[WHAT YOU SHOULD DO]
Tally the lines of the data that include the word "plus" and state the total, nothing else.

[MATERIAL SUPPLIED]
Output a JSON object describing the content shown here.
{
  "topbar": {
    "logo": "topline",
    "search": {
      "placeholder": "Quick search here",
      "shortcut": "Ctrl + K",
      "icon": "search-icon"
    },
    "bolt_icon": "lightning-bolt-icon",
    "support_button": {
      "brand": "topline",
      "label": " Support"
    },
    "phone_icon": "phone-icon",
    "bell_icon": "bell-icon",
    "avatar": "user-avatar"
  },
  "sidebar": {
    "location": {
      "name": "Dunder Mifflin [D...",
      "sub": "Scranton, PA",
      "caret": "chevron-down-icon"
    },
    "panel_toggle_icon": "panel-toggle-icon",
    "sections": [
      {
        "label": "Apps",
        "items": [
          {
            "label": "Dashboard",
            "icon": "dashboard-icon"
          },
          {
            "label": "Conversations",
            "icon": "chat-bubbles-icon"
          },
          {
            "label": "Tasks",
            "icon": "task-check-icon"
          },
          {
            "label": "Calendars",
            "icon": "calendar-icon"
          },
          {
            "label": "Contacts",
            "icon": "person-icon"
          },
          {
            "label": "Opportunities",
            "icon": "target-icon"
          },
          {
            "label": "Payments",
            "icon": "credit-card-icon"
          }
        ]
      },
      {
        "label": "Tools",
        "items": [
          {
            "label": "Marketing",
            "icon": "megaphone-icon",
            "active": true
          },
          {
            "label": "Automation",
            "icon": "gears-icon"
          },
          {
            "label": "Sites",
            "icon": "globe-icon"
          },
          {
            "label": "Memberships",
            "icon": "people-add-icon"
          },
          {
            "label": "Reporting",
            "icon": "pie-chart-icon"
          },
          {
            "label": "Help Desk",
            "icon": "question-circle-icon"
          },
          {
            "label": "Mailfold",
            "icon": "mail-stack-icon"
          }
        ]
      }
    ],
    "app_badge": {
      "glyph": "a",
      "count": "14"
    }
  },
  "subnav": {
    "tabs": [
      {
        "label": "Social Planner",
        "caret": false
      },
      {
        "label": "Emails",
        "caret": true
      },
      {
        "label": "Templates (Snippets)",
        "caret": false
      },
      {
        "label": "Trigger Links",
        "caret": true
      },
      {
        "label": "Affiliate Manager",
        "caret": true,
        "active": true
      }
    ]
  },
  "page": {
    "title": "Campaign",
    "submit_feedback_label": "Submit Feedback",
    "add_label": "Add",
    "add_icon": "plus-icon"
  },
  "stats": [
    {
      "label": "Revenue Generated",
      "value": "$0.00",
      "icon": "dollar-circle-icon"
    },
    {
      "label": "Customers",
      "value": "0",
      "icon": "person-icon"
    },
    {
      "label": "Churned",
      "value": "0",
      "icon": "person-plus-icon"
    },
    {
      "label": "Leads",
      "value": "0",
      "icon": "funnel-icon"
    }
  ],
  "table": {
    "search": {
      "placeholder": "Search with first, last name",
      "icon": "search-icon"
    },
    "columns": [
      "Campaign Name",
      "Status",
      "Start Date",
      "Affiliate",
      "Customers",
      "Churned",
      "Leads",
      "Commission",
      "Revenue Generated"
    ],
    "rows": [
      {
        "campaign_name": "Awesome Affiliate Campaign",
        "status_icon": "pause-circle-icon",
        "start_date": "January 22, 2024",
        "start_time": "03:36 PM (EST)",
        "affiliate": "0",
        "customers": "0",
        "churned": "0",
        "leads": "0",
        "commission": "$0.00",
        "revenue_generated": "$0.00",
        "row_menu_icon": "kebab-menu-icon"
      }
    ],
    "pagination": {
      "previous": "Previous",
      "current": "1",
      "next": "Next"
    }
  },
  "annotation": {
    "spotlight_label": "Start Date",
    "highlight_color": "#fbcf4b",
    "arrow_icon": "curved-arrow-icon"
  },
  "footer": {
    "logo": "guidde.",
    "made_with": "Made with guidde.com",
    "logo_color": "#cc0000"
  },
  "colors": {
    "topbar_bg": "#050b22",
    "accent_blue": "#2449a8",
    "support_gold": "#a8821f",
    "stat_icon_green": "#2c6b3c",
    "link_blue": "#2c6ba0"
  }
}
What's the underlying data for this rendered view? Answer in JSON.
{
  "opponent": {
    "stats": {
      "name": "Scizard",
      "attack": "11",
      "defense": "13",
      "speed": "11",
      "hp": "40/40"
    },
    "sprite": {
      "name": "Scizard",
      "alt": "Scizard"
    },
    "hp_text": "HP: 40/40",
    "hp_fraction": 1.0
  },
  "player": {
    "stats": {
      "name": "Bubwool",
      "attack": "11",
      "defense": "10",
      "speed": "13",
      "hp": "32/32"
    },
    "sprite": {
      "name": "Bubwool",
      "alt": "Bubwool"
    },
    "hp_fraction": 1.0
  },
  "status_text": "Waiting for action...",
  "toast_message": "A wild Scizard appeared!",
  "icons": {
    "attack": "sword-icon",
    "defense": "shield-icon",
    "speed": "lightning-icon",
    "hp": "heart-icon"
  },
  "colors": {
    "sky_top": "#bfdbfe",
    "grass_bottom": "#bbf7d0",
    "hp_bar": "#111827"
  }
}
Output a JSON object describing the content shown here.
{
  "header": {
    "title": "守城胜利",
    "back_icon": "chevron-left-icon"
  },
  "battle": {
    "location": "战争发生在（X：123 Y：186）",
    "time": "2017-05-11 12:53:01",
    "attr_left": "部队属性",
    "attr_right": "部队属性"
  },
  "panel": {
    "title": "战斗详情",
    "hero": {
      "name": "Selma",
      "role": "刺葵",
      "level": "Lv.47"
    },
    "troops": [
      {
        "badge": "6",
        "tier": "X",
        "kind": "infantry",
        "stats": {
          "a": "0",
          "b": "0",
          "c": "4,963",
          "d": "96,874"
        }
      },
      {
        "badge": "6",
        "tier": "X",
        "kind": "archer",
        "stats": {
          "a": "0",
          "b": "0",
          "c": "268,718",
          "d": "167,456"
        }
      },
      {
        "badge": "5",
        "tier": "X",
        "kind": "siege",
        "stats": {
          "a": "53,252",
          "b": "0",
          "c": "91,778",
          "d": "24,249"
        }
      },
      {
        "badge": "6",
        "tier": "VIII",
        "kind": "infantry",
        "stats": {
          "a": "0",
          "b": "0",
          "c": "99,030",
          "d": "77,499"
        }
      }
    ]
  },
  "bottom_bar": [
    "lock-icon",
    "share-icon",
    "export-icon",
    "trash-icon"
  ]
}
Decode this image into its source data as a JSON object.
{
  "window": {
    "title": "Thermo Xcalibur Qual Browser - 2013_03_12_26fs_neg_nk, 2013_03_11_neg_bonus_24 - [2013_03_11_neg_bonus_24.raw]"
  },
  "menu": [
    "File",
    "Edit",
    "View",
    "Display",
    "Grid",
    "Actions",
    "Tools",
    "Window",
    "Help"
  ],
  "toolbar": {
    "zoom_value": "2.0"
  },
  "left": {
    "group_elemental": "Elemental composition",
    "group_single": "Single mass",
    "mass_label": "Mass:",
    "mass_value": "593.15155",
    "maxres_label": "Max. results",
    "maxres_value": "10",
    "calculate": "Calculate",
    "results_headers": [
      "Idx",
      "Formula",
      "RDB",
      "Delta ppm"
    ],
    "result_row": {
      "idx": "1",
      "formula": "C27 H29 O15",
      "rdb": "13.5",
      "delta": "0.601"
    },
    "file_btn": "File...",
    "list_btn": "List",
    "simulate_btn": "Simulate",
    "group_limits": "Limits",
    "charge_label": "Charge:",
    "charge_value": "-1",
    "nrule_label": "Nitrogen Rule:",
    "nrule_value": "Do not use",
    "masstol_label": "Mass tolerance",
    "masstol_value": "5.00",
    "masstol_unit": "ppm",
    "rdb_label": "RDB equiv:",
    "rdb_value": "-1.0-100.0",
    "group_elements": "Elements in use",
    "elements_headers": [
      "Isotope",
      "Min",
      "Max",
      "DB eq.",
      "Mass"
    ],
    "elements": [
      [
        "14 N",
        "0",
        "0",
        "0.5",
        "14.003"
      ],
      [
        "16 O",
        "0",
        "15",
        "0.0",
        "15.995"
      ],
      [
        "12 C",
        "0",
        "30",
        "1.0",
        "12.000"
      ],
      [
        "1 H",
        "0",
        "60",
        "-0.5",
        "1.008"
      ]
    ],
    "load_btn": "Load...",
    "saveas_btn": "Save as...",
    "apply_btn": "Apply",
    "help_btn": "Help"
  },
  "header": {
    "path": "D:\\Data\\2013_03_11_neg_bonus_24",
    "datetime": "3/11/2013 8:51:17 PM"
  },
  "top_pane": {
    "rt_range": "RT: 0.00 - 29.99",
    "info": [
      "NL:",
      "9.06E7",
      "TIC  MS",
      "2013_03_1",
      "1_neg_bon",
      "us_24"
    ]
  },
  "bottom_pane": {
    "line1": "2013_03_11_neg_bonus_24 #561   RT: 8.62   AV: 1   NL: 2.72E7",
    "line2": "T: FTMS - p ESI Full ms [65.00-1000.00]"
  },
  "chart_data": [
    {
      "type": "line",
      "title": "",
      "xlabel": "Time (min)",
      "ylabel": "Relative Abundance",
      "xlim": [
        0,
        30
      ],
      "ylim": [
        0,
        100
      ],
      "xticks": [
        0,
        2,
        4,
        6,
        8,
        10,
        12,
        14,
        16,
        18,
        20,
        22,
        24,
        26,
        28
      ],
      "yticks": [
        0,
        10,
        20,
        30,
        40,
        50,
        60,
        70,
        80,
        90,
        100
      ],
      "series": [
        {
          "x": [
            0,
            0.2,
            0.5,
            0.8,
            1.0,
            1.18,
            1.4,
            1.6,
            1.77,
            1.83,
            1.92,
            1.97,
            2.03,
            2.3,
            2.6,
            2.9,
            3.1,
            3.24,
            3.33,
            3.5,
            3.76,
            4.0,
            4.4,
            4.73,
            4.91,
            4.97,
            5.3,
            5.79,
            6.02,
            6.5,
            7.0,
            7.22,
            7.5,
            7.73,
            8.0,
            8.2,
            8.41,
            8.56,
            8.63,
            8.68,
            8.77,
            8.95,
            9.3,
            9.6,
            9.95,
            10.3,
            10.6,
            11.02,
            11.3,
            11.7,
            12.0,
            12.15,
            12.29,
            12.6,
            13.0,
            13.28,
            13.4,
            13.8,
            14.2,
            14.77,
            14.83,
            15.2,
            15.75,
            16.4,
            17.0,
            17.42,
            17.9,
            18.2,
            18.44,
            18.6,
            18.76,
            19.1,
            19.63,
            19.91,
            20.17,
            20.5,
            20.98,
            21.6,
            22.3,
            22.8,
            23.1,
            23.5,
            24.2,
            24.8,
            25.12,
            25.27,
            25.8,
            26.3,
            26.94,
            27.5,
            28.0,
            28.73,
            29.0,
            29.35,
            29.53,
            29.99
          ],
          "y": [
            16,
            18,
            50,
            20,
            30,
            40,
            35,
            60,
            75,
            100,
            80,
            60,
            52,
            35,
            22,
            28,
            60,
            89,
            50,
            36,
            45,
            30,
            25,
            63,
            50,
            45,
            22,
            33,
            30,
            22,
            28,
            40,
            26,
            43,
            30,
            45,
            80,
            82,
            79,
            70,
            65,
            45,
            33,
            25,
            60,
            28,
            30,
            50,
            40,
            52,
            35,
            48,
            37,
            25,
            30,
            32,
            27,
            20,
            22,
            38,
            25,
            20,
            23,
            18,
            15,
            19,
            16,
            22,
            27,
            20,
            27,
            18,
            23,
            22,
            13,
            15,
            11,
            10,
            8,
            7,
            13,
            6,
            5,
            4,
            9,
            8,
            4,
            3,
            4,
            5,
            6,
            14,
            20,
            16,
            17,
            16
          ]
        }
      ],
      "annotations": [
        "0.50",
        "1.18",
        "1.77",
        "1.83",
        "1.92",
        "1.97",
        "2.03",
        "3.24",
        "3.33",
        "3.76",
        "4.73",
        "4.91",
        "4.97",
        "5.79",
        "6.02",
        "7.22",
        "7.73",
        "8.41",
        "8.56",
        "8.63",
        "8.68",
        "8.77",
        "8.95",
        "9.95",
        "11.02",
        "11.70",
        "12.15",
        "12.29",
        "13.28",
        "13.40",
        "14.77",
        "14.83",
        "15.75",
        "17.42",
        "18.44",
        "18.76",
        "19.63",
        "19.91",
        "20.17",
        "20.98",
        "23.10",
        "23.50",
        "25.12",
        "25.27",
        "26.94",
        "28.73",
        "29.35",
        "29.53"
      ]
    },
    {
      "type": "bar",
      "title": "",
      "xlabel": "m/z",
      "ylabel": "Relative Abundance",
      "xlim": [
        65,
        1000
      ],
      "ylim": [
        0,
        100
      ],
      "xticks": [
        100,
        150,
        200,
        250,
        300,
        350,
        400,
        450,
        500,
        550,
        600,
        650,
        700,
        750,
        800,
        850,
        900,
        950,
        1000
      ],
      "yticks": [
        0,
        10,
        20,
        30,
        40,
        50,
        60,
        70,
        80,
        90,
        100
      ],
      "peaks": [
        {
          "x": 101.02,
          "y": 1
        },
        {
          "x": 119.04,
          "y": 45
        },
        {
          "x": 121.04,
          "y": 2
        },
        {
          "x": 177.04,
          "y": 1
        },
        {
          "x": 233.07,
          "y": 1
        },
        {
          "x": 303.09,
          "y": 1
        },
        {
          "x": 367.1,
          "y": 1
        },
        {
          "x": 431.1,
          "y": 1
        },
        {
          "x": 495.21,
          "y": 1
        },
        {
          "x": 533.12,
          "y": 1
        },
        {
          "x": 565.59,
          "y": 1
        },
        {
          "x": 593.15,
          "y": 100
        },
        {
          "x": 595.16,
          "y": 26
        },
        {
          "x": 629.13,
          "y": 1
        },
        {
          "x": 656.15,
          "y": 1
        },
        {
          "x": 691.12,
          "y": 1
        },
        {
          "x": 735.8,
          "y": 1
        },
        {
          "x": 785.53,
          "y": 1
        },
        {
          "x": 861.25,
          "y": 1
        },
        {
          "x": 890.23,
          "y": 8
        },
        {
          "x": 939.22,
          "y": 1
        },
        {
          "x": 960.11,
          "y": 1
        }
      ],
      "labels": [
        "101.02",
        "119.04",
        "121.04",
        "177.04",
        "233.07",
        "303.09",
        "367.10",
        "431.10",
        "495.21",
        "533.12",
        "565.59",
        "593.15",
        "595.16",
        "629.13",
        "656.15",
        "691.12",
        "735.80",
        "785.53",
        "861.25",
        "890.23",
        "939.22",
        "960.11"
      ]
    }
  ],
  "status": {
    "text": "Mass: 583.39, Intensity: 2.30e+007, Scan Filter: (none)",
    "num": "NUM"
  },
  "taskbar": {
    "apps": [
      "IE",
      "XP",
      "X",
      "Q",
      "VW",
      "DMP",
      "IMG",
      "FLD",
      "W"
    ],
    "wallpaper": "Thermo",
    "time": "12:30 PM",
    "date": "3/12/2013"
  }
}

[TASK OUTPUT]
2